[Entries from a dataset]
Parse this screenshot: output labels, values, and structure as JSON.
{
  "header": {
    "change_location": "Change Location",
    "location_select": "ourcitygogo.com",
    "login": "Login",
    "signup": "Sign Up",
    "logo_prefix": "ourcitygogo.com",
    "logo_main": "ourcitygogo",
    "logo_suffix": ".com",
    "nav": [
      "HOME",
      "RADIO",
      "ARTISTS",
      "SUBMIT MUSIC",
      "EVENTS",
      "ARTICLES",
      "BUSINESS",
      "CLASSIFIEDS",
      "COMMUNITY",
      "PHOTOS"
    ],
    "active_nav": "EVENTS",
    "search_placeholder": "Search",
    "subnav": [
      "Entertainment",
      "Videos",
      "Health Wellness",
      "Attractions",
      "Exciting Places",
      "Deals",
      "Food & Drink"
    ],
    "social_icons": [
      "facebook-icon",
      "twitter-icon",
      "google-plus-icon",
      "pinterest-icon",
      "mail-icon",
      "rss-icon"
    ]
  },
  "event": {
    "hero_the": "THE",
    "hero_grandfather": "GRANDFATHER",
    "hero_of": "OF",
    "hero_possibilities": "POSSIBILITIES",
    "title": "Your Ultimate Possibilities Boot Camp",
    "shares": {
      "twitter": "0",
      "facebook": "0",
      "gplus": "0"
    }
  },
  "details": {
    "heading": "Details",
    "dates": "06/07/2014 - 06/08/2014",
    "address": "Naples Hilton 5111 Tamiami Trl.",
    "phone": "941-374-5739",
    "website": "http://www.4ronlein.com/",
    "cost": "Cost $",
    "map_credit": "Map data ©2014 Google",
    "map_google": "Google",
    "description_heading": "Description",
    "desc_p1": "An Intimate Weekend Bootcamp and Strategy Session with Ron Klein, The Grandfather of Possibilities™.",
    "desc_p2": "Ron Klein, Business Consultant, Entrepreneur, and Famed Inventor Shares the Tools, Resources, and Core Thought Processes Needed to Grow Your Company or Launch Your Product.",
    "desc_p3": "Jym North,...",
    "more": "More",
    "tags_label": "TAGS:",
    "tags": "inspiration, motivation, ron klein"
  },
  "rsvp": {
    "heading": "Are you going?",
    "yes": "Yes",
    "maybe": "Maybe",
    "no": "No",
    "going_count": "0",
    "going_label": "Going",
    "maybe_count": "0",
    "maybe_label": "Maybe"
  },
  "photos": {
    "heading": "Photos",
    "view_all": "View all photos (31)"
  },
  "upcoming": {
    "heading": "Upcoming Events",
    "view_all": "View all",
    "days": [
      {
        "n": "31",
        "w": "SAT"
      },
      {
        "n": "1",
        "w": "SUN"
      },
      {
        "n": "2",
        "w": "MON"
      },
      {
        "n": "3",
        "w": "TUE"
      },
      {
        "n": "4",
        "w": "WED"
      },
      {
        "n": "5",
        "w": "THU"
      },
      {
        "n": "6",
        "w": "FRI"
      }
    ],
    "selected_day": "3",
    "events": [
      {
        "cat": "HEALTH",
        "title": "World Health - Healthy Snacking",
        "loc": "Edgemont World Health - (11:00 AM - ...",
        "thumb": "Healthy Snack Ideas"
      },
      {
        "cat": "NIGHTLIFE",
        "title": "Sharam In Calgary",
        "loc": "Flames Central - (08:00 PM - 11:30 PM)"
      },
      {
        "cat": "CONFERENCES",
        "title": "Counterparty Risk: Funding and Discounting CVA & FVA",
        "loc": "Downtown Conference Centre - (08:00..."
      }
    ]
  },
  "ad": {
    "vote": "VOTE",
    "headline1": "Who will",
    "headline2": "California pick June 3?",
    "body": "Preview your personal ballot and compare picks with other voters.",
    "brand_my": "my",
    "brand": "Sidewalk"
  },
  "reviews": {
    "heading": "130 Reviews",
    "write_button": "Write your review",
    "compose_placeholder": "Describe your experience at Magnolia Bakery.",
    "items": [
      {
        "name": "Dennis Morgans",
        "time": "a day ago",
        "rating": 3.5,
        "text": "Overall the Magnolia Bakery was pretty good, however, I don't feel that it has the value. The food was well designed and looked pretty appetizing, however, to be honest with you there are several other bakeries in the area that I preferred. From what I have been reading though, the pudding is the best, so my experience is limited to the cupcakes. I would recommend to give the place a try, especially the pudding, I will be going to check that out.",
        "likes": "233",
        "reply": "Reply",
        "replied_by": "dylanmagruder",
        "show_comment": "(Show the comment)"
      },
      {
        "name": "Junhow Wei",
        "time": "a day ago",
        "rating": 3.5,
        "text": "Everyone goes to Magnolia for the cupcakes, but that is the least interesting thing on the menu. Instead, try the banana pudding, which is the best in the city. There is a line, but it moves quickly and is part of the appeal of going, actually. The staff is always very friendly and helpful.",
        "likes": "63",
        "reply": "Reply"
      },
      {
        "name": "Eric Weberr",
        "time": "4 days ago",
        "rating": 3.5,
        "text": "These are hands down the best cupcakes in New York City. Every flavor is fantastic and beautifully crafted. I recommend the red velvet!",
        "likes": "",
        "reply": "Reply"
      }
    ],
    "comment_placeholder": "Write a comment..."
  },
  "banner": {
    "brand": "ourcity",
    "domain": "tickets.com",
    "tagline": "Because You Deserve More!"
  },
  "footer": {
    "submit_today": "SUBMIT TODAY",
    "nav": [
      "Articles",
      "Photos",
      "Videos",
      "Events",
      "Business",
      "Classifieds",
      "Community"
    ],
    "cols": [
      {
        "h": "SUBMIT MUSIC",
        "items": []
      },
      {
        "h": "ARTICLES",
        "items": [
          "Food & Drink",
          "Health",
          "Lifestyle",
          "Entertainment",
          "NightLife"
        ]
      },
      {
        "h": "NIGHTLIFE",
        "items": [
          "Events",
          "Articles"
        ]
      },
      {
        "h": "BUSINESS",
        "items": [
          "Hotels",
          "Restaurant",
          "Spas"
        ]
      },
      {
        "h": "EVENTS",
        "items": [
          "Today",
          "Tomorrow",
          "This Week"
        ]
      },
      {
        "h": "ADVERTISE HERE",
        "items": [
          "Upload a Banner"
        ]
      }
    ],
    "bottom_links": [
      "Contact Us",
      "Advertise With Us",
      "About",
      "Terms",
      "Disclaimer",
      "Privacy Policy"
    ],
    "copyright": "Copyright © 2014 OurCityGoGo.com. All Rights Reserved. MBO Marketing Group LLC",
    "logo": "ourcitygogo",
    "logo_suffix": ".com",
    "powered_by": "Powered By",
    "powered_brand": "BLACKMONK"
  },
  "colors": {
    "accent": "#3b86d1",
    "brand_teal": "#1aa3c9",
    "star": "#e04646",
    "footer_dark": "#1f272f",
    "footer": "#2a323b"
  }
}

### WHAT YOU WILL DO
Every entry should be printed again exactly as written.

### EXPECTED ANSWER
Parse this screenshot: output labels, values, and structure as JSON.
{
  "header": {
    "change_location": "Change Location",
    "location_select": "ourcitygogo.com",
    "login": "Login",
    "signup": "Sign Up",
    "logo_prefix": "ourcitygogo.com",
    "logo_main": "ourcitygogo",
    "logo_suffix": ".com",
    "nav": [
      "HOME",
      "RADIO",
      "ARTISTS",
      "SUBMIT MUSIC",
      "EVENTS",
      "ARTICLES",
      "BUSINESS",
      "CLASSIFIEDS",
      "COMMUNITY",
      "PHOTOS"
    ],
    "active_nav": "EVENTS",
    "search_placeholder": "Search",
    "subnav": [
      "Entertainment",
      "Videos",
      "Health Wellness",
      "Attractions",
      "Exciting Places",
      "Deals",
      "Food & Drink"
    ],
    "social_icons": [
      "facebook-icon",
      "twitter-icon",
      "google-plus-icon",
      "pinterest-icon",
      "mail-icon",
      "rss-icon"
    ]
  },
  "event": {
    "hero_the": "THE",
    "hero_grandfather": "GRANDFATHER",
    "hero_of": "OF",
    "hero_possibilities": "POSSIBILITIES",
    "title": "Your Ultimate Possibilities Boot Camp",
    "shares": {
      "twitter": "0",
      "facebook": "0",
      "gplus": "0"
    }
  },
  "details": {
    "heading": "Details",
    "dates": "06/07/2014 - 06/08/2014",
    "address": "Naples Hilton 5111 Tamiami Trl.",
    "phone": "941-374-5739",
    "website": "http://www.4ronlein.com/",
    "cost": "Cost $",
    "map_credit": "Map data ©2014 Google",
    "map_google": "Google",
    "description_heading": "Description",
    "desc_p1": "An Intimate Weekend Bootcamp and Strategy Session with Ron Klein, The Grandfather of Possibilities™.",
    "desc_p2": "Ron Klein, Business Consultant, Entrepreneur, and Famed Inventor Shares the Tools, Resources, and Core Thought Processes Needed to Grow Your Company or Launch Your Product.",
    "desc_p3": "Jym North,...",
    "more": "More",
    "tags_label": "TAGS:",
    "tags": "inspiration, motivation, ron klein"
  },
  "rsvp": {
    "heading": "Are you going?",
    "yes": "Yes",
    "maybe": "Maybe",
    "no": "No",
    "going_count": "0",
    "going_label": "Going",
    "maybe_count": "0",
    "maybe_label": "Maybe"
  },
  "photos": {
    "heading": "Photos",
    "view_all": "View all photos (31)"
  },
  "upcoming": {
    "heading": "Upcoming Events",
    "view_all": "View all",
    "days": [
      {
        "n": "31",
        "w": "SAT"
      },
      {
        "n": "1",
        "w": "SUN"
      },
      {
        "n": "2",
        "w": "MON"
      },
      {
        "n": "3",
        "w": "TUE"
      },
      {
        "n": "4",
        "w": "WED"
      },
      {
        "n": "5",
        "w": "THU"
      },
      {
        "n": "6",
        "w": "FRI"
      }
    ],
    "selected_day": "3",
    "events": [
      {
        "cat": "HEALTH",
        "title": "World Health - Healthy Snacking",
        "loc": "Edgemont World Health - (11:00 AM - ...",
        "thumb": "Healthy Snack Ideas"
      },
      {
        "cat": "NIGHTLIFE",
        "title": "Sharam In Calgary",
        "loc": "Flames Central - (08:00 PM - 11:30 PM)"
      },
      {
        "cat": "CONFERENCES",
        "title": "Counterparty Risk: Funding and Discounting CVA & FVA",
        "loc": "Downtown Conference Centre - (08:00..."
      }
    ]
  },
  "ad": {
    "vote": "VOTE",
    "headline1": "Who will",
    "headline2": "California pick June 3?",
    "body": "Preview your personal ballot and compare picks with other voters.",
    "brand_my": "my",
    "brand": "Sidewalk"
  },
  "reviews": {
    "heading": "130 Reviews",
    "write_button": "Write your review",
    "compose_placeholder": "Describe your experience at Magnolia Bakery.",
    "items": [
      {
        "name": "Dennis Morgans",
        "time": "a day ago",
        "rating": 3.5,
        "text": "Overall the Magnolia Bakery was pretty good, however, I don't feel that it has the value. The food was well designed and looked pretty appetizing, however, to be honest with you there are several other bakeries in the area that I preferred. From what I have been reading though, the pudding is the best, so my experience is limited to the cupcakes. I would recommend to give the place a try, especially the pudding, I will be going to check that out.",
        "likes": "233",
        "reply": "Reply",
        "replied_by": "dylanmagruder",
        "show_comment": "(Show the comment)"
      },
      {
        "name": "Junhow Wei",
        "time": "a day ago",
        "rating": 3.5,
        "text": "Everyone goes to Magnolia for the cupcakes, but that is the least interesting thing on the menu. Instead, try the banana pudding, which is the best in the city. There is a line, but it moves quickly and is part of the appeal of going, actually. The staff is always very friendly and helpful.",
        "likes": "63",
        "reply": "Reply"
      },
      {
        "name": "Eric Weberr",
        "time": "4 days ago",
        "rating": 3.5,
        "text": "These are hands down the best cupcakes in New York City. Every flavor is fantastic and beautifully crafted. I recommend the red velvet!",
        "likes": "",
        "reply": "Reply"
      }
    ],
    "comment_placeholder": "Write a comment..."
  },
  "banner": {
    "brand": "ourcity",
    "domain": "tickets.com",
    "tagline": "Because You Deserve More!"
  },
  "footer": {
    "submit_today": "SUBMIT TODAY",
    "nav": [
      "Articles",
      "Photos",
      "Videos",
      "Events",
      "Business",
      "Classifieds",
      "Community"
    ],
    "cols": [
      {
        "h": "SUBMIT MUSIC",
        "items": []
      },
      {
        "h": "ARTICLES",
        "items": [
          "Food & Drink",
          "Health",
          "Lifestyle",
          "Entertainment",
          "NightLife"
        ]
      },
      {
        "h": "NIGHTLIFE",
        "items": [
          "Events",
          "Articles"
        ]
      },
      {
        "h": "BUSINESS",
        "items": [
          "Hotels",
          "Restaurant",
          "Spas"
        ]
      },
      {
        "h": "EVENTS",
        "items": [
          "Today",
          "Tomorrow",
          "This Week"
        ]
      },
      {
        "h": "ADVERTISE HERE",
        "items": [
          "Upload a Banner"
        ]
      }
    ],
    "bottom_links": [
      "Contact Us",
      "Advertise With Us",
      "About",
      "Terms",
      "Disclaimer",
      "Privacy Policy"
    ],
    "copyright": "Copyright © 2014 OurCityGoGo.com. All Rights Reserved. MBO Marketing Group LLC",
    "logo": "ourcitygogo",
    "logo_suffix": ".com",
    "powered_by": "Powered By",
    "powered_brand": "BLACKMONK"
  },
  "colors": {
    "accent": "#3b86d1",
    "brand_teal": "#1aa3c9",
    "star": "#e04646",
    "footer_dark": "#1f272f",
    "footer": "#2a323b"
  }
}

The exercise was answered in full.